[Records for the task start]
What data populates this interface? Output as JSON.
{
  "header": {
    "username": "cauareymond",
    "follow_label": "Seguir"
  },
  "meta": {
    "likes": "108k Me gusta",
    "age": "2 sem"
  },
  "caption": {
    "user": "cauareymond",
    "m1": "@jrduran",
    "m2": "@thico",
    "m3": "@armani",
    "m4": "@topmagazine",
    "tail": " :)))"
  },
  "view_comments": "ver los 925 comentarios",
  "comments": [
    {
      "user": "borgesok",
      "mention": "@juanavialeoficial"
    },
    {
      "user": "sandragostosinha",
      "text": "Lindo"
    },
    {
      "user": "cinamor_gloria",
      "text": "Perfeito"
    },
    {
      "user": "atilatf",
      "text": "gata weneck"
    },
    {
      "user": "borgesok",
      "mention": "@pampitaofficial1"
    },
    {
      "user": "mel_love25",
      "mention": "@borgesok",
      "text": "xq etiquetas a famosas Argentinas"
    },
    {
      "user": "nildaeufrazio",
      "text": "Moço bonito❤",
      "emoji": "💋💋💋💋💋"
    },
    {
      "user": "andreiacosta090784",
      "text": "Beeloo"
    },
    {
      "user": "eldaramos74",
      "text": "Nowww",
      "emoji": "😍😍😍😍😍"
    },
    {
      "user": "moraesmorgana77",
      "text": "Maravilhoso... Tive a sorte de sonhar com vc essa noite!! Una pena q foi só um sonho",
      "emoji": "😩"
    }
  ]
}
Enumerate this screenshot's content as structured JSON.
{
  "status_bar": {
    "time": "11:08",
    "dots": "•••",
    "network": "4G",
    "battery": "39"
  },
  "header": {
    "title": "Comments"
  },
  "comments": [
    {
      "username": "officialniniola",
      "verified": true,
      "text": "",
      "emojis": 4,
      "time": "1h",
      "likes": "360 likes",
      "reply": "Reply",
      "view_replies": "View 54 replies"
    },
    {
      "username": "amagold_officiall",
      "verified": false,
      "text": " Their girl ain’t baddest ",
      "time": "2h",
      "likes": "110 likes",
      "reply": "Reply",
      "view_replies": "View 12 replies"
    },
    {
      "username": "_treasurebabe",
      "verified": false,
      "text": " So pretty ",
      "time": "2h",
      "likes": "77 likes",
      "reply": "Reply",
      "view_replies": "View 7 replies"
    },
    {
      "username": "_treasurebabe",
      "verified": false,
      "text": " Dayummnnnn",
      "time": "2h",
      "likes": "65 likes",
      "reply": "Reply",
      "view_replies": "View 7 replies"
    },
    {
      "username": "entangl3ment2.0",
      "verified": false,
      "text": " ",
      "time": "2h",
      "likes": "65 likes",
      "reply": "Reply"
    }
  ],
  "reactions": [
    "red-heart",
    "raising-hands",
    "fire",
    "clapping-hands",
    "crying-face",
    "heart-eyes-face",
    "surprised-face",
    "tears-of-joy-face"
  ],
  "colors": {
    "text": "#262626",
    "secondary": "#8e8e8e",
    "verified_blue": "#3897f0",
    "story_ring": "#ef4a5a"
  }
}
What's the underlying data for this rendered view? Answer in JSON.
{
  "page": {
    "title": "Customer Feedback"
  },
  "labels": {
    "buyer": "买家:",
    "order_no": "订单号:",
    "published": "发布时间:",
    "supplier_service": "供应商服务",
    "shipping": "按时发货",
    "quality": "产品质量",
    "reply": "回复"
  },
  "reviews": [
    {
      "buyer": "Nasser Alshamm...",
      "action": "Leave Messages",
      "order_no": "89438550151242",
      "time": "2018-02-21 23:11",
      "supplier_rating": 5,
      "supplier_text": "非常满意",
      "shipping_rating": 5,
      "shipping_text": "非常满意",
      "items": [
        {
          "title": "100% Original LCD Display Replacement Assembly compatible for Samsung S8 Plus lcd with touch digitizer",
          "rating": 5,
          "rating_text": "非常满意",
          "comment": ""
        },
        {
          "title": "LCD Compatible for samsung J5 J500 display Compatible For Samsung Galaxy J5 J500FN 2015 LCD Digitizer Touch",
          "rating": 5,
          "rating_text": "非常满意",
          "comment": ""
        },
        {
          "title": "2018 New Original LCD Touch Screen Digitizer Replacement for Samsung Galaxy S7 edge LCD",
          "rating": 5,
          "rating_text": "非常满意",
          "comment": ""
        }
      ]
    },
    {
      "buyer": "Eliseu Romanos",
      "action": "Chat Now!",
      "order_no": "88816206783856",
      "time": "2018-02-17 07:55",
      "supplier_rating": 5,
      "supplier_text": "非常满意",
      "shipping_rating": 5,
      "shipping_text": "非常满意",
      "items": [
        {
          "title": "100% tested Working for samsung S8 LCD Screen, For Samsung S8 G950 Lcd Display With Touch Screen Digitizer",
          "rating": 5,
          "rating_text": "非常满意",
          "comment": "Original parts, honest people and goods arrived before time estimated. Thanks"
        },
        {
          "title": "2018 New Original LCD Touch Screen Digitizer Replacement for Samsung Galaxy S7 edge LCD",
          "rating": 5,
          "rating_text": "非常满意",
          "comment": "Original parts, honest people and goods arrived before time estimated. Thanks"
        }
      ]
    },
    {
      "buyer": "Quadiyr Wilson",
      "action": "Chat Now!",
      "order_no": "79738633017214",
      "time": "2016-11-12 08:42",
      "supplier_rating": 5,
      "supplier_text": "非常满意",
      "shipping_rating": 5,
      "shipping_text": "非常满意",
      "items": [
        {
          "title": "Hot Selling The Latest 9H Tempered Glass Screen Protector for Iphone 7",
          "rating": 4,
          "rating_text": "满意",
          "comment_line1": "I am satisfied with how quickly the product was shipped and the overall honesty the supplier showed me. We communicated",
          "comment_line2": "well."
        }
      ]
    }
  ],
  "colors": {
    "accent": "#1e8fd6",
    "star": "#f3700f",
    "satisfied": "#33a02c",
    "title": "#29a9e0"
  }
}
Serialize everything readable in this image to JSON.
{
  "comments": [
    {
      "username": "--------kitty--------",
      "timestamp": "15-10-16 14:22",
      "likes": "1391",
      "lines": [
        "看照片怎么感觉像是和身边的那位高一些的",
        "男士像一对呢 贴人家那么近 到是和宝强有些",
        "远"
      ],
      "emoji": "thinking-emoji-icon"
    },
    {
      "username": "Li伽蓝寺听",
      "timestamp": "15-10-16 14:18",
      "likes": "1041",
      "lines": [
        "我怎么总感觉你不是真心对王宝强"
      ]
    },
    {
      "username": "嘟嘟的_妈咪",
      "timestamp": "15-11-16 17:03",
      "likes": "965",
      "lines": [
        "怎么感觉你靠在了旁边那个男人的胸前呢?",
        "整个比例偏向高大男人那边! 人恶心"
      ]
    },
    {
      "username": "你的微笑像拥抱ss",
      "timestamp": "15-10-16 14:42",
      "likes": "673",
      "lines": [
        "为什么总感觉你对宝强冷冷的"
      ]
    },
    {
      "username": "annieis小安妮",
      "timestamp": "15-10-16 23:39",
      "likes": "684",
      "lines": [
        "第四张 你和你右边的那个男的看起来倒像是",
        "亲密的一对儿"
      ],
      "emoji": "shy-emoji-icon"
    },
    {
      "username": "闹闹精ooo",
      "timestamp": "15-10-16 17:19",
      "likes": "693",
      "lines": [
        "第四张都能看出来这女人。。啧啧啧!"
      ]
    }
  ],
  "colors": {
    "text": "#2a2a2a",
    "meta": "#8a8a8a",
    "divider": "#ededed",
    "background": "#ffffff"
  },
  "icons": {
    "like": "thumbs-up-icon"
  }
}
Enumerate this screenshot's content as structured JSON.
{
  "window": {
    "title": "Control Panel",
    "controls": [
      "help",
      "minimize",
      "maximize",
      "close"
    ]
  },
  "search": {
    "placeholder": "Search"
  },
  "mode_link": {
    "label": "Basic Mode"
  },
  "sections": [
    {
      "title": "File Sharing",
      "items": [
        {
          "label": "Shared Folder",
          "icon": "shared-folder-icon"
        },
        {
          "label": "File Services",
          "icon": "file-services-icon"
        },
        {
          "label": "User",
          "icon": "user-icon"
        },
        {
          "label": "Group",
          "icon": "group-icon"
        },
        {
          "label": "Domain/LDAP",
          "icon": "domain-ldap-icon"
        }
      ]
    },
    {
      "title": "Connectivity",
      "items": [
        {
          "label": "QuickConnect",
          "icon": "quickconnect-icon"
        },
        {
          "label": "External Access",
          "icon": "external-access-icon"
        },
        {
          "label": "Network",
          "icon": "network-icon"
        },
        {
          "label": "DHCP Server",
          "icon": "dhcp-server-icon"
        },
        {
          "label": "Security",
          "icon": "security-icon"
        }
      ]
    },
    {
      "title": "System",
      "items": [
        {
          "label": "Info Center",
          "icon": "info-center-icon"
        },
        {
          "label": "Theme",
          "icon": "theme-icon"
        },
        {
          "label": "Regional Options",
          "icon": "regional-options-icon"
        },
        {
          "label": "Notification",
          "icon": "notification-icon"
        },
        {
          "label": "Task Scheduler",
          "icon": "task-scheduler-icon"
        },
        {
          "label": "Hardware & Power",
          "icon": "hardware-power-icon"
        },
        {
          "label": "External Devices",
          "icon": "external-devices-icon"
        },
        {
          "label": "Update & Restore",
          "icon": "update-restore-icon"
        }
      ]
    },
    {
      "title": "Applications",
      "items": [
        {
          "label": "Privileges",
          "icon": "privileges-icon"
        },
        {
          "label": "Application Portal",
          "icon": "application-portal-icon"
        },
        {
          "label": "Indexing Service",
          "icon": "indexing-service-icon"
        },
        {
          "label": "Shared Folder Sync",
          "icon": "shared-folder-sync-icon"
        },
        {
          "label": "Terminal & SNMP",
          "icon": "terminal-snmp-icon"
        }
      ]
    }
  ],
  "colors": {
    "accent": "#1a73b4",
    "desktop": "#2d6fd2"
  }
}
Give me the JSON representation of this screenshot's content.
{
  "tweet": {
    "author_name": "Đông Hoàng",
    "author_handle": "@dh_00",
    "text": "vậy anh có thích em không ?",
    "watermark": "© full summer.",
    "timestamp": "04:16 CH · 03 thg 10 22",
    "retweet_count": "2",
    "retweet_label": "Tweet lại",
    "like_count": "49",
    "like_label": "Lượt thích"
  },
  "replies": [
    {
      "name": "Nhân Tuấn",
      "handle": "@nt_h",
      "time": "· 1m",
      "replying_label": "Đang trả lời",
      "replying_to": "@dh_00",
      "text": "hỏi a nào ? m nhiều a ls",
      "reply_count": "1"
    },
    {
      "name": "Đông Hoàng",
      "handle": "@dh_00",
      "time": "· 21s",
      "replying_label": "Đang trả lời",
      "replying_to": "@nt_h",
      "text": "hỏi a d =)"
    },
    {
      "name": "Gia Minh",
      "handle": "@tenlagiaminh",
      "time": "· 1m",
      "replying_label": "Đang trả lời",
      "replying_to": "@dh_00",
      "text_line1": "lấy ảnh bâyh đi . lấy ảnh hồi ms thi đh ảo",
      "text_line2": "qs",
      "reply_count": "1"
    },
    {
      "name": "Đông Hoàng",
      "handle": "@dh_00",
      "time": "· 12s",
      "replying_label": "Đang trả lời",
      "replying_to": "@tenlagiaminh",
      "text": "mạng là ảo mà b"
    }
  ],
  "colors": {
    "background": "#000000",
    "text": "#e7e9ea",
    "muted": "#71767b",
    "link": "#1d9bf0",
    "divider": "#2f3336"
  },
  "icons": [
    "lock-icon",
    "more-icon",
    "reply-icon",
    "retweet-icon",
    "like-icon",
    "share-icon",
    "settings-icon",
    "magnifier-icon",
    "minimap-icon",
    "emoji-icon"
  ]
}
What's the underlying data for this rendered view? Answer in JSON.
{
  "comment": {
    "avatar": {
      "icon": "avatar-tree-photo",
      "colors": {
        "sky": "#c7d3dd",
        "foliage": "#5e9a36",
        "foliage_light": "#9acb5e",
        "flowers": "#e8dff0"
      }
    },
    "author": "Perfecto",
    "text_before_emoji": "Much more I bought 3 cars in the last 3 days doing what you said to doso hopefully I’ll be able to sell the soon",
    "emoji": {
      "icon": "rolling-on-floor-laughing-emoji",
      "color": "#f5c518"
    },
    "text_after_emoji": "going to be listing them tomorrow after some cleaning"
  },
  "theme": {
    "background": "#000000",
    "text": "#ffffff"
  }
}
[Records for the task end]
Aim
Search the data for the string "tenlagiaminh". List each line that has it.

Exercise result
      "handle": "@tenlagiaminh",
      "replying_to": "@tenlagiaminh",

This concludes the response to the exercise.